The request -> Go through the listing and pick out each line with the word "gift" in it.

Record extracts ->
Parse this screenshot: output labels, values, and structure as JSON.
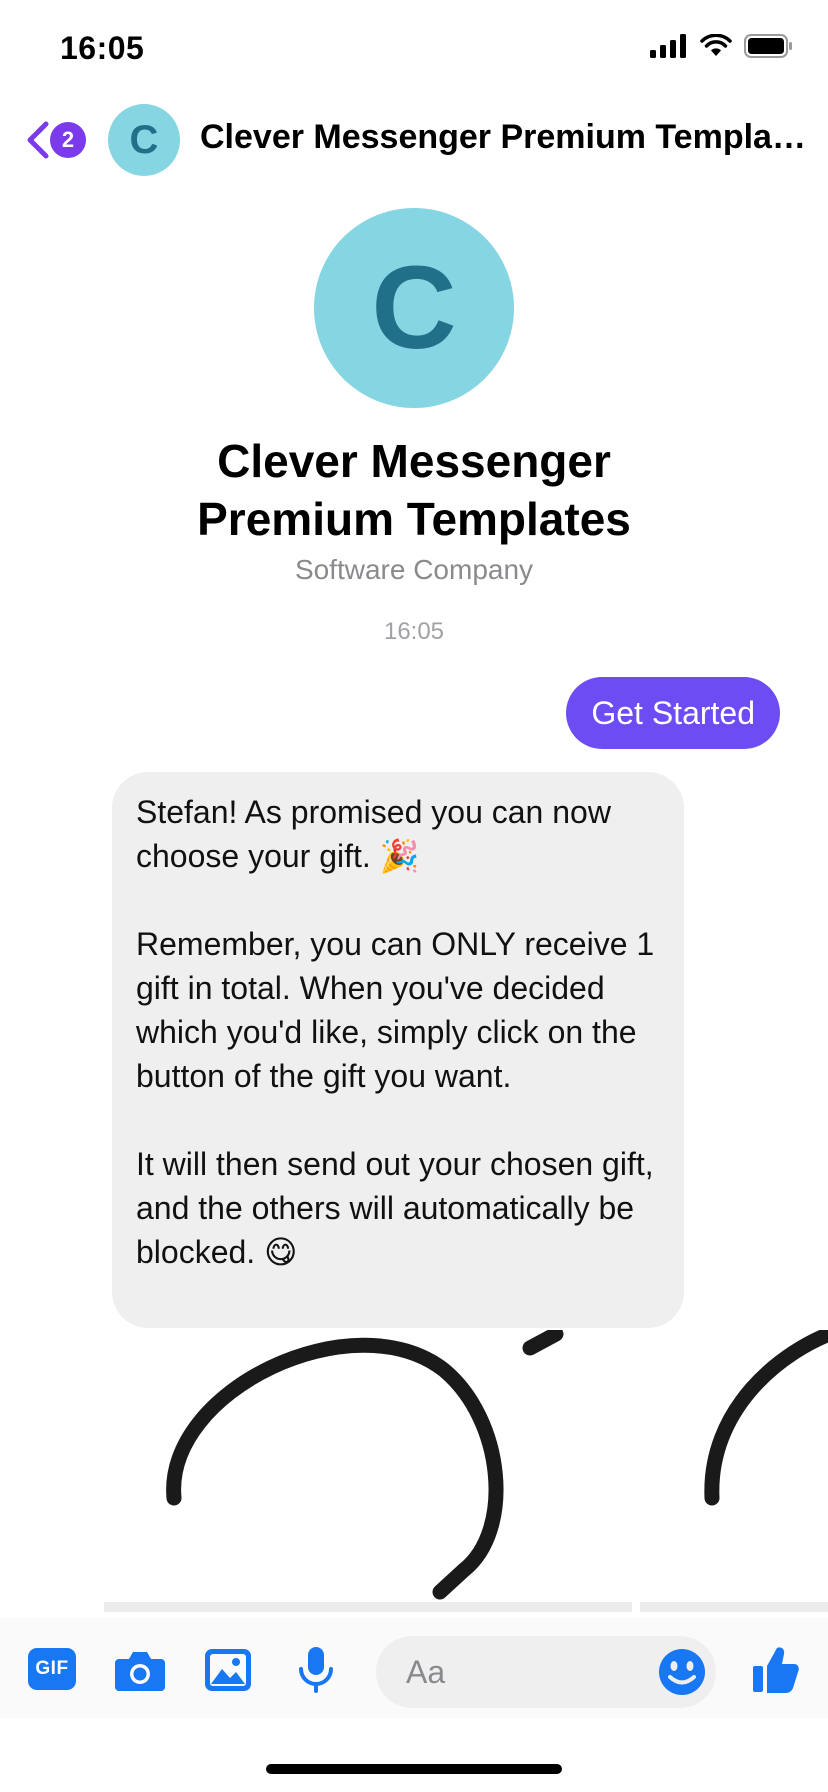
{
  "status_bar": {
    "time": "16:05"
  },
  "header": {
    "back_badge_count": "2",
    "avatar_letter": "C",
    "title": "Clever Messenger Premium Templates"
  },
  "profile": {
    "avatar_letter": "C",
    "name": "Clever Messenger Premium Templates",
    "category": "Software Company"
  },
  "conversation": {
    "timestamp": "16:05",
    "sent_message": "Get Started",
    "received_message": {
      "paragraph_1": "Stefan! As promised you can now choose your gift. 🎉",
      "paragraph_2": "Remember, you can ONLY receive 1 gift in total. When you've decided which you'd like, simply click on the button of the gift you want.",
      "paragraph_3": "It will then send out your chosen gift, and the others will automatically be blocked. 😋"
    }
  },
  "composer": {
    "gif_label": "GIF",
    "placeholder": "Aa"
  },
  "colors": {
    "accent_purple": "#6d4df3",
    "badge_purple": "#7c3aed",
    "messenger_blue": "#1877f2",
    "avatar_bg": "#86d5e2",
    "avatar_letter": "#21708a"
  },
  "icons": [
    "signal-icon",
    "wifi-icon",
    "battery-icon",
    "back-chevron-icon",
    "camera-icon",
    "image-icon",
    "microphone-icon",
    "emoji-icon",
    "thumbs-up-icon"
  ]
}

Written solution ->
      "paragraph_1": "Stefan! As promised you can now choose your gift. 🎉",
      "paragraph_2": "Remember, you can ONLY receive 1 gift in total. When you've decided which you'd like, simply click on the button of the gift you want.",
      "paragraph_3": "It will then send out your chosen gift, and the others will automatically be blocked. 😋"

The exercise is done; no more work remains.